Transcribe every line of the listing below without any deviation.

START

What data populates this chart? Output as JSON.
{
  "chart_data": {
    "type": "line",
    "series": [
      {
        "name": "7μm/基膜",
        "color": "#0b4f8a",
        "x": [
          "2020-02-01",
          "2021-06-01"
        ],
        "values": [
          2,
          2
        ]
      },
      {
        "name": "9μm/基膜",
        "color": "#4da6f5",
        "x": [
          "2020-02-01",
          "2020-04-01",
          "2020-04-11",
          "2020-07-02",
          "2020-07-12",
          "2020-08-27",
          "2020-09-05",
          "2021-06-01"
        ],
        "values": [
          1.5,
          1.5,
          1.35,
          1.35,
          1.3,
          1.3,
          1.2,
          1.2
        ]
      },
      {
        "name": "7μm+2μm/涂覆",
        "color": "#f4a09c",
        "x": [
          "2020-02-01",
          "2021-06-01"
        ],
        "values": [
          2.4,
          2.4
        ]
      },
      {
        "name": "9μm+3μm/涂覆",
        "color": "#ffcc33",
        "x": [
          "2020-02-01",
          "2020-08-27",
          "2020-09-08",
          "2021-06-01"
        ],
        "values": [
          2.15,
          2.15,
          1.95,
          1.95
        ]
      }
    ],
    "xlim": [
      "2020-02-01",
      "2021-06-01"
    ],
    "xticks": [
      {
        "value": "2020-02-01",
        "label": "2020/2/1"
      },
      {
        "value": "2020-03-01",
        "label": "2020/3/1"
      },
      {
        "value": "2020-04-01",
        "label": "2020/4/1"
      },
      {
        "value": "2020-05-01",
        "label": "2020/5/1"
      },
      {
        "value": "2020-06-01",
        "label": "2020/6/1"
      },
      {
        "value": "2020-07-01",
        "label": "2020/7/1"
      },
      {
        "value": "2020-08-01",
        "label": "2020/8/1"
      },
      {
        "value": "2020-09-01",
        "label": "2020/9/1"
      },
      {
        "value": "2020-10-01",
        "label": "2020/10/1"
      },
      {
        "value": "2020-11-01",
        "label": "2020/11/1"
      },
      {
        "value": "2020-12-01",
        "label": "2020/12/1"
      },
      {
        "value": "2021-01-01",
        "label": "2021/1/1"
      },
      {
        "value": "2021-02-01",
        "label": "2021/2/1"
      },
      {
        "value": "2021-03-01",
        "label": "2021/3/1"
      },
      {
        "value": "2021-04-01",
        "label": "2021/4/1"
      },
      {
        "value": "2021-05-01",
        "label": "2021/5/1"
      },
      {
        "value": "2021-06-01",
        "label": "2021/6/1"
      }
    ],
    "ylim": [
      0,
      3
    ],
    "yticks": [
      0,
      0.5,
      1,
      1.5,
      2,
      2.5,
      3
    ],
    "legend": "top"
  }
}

END

> [Written solution]:
What data populates this chart? Output as JSON.
{
  "chart_data": {
    "type": "line",
    "series": [
      {
        "name": "7μm/基膜",
        "color": "#0b4f8a",
        "x": [
          "2020-02-01",
          "2021-06-01"
        ],
        "values": [
          2,
          2
        ]
      },
      {
        "name": "9μm/基膜",
        "color": "#4da6f5",
        "x": [
          "2020-02-01",
          "2020-04-01",
          "2020-04-11",
          "2020-07-02",
          "2020-07-12",
          "2020-08-27",
          "2020-09-05",
          "2021-06-01"
        ],
        "values": [
          1.5,
          1.5,
          1.35,
          1.35,
          1.3,
          1.3,
          1.2,
          1.2
        ]
      },
      {
        "name": "7μm+2μm/涂覆",
        "color": "#f4a09c",
        "x": [
          "2020-02-01",
          "2021-06-01"
        ],
        "values": [
          2.4,
          2.4
        ]
      },
      {
        "name": "9μm+3μm/涂覆",
        "color": "#ffcc33",
        "x": [
          "2020-02-01",
          "2020-08-27",
          "2020-09-08",
          "2021-06-01"
        ],
        "values": [
          2.15,
          2.15,
          1.95,
          1.95
        ]
      }
    ],
    "xlim": [
      "2020-02-01",
      "2021-06-01"
    ],
    "xticks": [
      {
        "value": "2020-02-01",
        "label": "2020/2/1"
      },
      {
        "value": "2020-03-01",
        "label": "2020/3/1"
      },
      {
        "value": "2020-04-01",
        "label": "2020/4/1"
      },
      {
        "value": "2020-05-01",
        "label": "2020/5/1"
      },
      {
        "value": "2020-06-01",
        "label": "2020/6/1"
      },
      {
        "value": "2020-07-01",
        "label": "2020/7/1"
      },
      {
        "value": "2020-08-01",
        "label": "2020/8/1"
      },
      {
        "value": "2020-09-01",
        "label": "2020/9/1"
      },
      {
        "value": "2020-10-01",
        "label": "2020/10/1"
      },
      {
        "value": "2020-11-01",
        "label": "2020/11/1"
      },
      {
        "value": "2020-12-01",
        "label": "2020/12/1"
      },
      {
        "value": "2021-01-01",
        "label": "2021/1/1"
      },
      {
        "value": "2021-02-01",
        "label": "2021/2/1"
      },
      {
        "value": "2021-03-01",
        "label": "2021/3/1"
      },
      {
        "value": "2021-04-01",
        "label": "2021/4/1"
      },
      {
        "value": "2021-05-01",
        "label": "2021/5/1"
      },
      {
        "value": "2021-06-01",
        "label": "2021/6/1"
      }
    ],
    "ylim": [
      0,
      3
    ],
    "yticks": [
      0,
      0.5,
      1,
      1.5,
      2,
      2.5,
      3
    ],
    "legend": "top"
  }
}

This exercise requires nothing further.